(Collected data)
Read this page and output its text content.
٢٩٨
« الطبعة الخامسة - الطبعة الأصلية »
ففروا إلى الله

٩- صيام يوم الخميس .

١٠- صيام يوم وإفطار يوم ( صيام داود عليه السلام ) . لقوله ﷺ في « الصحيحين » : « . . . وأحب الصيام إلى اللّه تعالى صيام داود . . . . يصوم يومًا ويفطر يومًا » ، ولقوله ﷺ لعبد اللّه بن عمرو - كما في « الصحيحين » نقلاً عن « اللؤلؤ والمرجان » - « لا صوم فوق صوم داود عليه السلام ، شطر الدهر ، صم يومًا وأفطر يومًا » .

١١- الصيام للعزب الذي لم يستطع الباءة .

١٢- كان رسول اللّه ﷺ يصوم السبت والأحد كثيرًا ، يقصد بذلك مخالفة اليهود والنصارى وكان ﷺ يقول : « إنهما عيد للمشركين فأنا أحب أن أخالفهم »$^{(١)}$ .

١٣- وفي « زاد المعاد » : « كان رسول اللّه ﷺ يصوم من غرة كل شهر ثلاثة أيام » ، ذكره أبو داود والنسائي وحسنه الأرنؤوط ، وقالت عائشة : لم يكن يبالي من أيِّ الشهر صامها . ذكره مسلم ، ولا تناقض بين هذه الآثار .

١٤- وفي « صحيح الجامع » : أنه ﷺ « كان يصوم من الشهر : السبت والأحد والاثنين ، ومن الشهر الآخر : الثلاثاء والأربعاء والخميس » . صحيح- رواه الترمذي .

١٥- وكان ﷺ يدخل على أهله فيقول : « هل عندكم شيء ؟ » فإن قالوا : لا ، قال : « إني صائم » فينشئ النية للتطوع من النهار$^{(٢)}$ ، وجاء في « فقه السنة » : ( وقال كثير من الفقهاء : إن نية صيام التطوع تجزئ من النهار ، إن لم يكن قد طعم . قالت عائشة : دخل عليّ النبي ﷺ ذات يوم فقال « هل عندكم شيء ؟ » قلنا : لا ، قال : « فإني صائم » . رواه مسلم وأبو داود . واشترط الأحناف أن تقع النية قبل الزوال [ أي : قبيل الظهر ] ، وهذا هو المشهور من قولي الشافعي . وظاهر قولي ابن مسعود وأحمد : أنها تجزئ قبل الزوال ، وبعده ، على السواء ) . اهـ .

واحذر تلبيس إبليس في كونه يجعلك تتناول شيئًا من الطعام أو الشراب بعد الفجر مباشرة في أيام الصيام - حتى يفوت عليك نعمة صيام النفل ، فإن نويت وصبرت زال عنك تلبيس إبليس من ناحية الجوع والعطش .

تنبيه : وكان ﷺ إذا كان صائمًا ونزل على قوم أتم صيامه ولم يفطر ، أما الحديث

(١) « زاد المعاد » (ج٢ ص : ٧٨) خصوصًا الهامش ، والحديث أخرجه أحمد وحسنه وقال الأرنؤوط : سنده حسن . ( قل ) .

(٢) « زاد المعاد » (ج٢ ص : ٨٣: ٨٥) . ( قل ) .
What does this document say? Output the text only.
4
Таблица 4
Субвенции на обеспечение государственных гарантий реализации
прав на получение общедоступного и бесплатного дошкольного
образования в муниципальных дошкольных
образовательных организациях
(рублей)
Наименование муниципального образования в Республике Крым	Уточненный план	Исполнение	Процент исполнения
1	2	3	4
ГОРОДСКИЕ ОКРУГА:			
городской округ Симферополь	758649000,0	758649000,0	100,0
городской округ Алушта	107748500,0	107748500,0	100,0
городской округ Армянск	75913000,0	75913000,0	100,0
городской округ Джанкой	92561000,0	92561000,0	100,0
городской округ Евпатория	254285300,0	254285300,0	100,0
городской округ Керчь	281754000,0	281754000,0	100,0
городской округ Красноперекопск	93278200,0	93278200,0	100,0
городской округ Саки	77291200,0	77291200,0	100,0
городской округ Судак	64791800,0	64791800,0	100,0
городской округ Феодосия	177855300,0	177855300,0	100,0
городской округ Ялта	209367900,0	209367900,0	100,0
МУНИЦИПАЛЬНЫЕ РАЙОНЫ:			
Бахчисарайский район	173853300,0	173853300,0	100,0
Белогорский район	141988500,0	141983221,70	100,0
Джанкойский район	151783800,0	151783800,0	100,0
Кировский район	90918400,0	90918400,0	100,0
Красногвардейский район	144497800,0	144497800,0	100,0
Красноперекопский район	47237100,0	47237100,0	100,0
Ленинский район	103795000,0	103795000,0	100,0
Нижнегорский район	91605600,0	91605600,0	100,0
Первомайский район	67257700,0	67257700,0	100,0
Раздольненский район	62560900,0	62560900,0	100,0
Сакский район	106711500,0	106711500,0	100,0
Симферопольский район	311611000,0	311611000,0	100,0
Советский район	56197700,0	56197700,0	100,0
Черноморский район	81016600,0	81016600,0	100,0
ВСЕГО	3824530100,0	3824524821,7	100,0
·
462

* AIM
Quote the material exactly, leaving nothing out.

* COMPLETE OUTPUT
Read this page and output its text content.
٢٩٨
« الطبعة الخامسة - الطبعة الأصلية »
ففروا إلى الله

٩- صيام يوم الخميس .

١٠- صيام يوم وإفطار يوم ( صيام داود عليه السلام ) . لقوله ﷺ في « الصحيحين » : « . . . وأحب الصيام إلى اللّه تعالى صيام داود . . . . يصوم يومًا ويفطر يومًا » ، ولقوله ﷺ لعبد اللّه بن عمرو - كما في « الصحيحين » نقلاً عن « اللؤلؤ والمرجان » - « لا صوم فوق صوم داود عليه السلام ، شطر الدهر ، صم يومًا وأفطر يومًا » .

١١- الصيام للعزب الذي لم يستطع الباءة .

١٢- كان رسول اللّه ﷺ يصوم السبت والأحد كثيرًا ، يقصد بذلك مخالفة اليهود والنصارى وكان ﷺ يقول : « إنهما عيد للمشركين فأنا أحب أن أخالفهم »$^{(١)}$ .

١٣- وفي « زاد المعاد » : « كان رسول اللّه ﷺ يصوم من غرة كل شهر ثلاثة أيام » ، ذكره أبو داود والنسائي وحسنه الأرنؤوط ، وقالت عائشة : لم يكن يبالي من أيِّ الشهر صامها . ذكره مسلم ، ولا تناقض بين هذه الآثار .

١٤- وفي « صحيح الجامع » : أنه ﷺ « كان يصوم من الشهر : السبت والأحد والاثنين ، ومن الشهر الآخر : الثلاثاء والأربعاء والخميس » . صحيح- رواه الترمذي .

١٥- وكان ﷺ يدخل على أهله فيقول : « هل عندكم شيء ؟ » فإن قالوا : لا ، قال : « إني صائم » فينشئ النية للتطوع من النهار$^{(٢)}$ ، وجاء في « فقه السنة » : ( وقال كثير من الفقهاء : إن نية صيام التطوع تجزئ من النهار ، إن لم يكن قد طعم . قالت عائشة : دخل عليّ النبي ﷺ ذات يوم فقال « هل عندكم شيء ؟ » قلنا : لا ، قال : « فإني صائم » . رواه مسلم وأبو داود . واشترط الأحناف أن تقع النية قبل الزوال [ أي : قبيل الظهر ] ، وهذا هو المشهور من قولي الشافعي . وظاهر قولي ابن مسعود وأحمد : أنها تجزئ قبل الزوال ، وبعده ، على السواء ) . اهـ .

واحذر تلبيس إبليس في كونه يجعلك تتناول شيئًا من الطعام أو الشراب بعد الفجر مباشرة في أيام الصيام - حتى يفوت عليك نعمة صيام النفل ، فإن نويت وصبرت زال عنك تلبيس إبليس من ناحية الجوع والعطش .

تنبيه : وكان ﷺ إذا كان صائمًا ونزل على قوم أتم صيامه ولم يفطر ، أما الحديث

(١) « زاد المعاد » (ج٢ ص : ٧٨) خصوصًا الهامش ، والحديث أخرجه أحمد وحسنه وقال الأرنؤوط : سنده حسن . ( قل ) .

(٢) « زاد المعاد » (ج٢ ص : ٨٣: ٨٥) . ( قل ) .
What does this document say? Output the text only.
4
Таблица 4
Субвенции на обеспечение государственных гарантий реализации
прав на получение общедоступного и бесплатного дошкольного
образования в муниципальных дошкольных
образовательных организациях
(рублей)
Наименование муниципального образования в Республике Крым	Уточненный план	Исполнение	Процент исполнения
1	2	3	4
ГОРОДСКИЕ ОКРУГА:			
городской округ Симферополь	758649000,0	758649000,0	100,0
городской округ Алушта	107748500,0	107748500,0	100,0
городской округ Армянск	75913000,0	75913000,0	100,0
городской округ Джанкой	92561000,0	92561000,0	100,0
городской округ Евпатория	254285300,0	254285300,0	100,0
городской округ Керчь	281754000,0	281754000,0	100,0
городской округ Красноперекопск	93278200,0	93278200,0	100,0
городской округ Саки	77291200,0	77291200,0	100,0
городской округ Судак	64791800,0	64791800,0	100,0
городской округ Феодосия	177855300,0	177855300,0	100,0
городской округ Ялта	209367900,0	209367900,0	100,0
МУНИЦИПАЛЬНЫЕ РАЙОНЫ:			
Бахчисарайский район	173853300,0	173853300,0	100,0
Белогорский район	141988500,0	141983221,70	100,0
Джанкойский район	151783800,0	151783800,0	100,0
Кировский район	90918400,0	90918400,0	100,0
Красногвардейский район	144497800,0	144497800,0	100,0
Красноперекопский район	47237100,0	47237100,0	100,0
Ленинский район	103795000,0	103795000,0	100,0
Нижнегорский район	91605600,0	91605600,0	100,0
Первомайский район	67257700,0	67257700,0	100,0
Раздольненский район	62560900,0	62560900,0	100,0
Сакский район	106711500,0	106711500,0	100,0
Симферопольский район	311611000,0	311611000,0	100,0
Советский район	56197700,0	56197700,0	100,0
Черноморский район	81016600,0	81016600,0	100,0
ВСЕГО	3824530100,0	3824524821,7	100,0
·
462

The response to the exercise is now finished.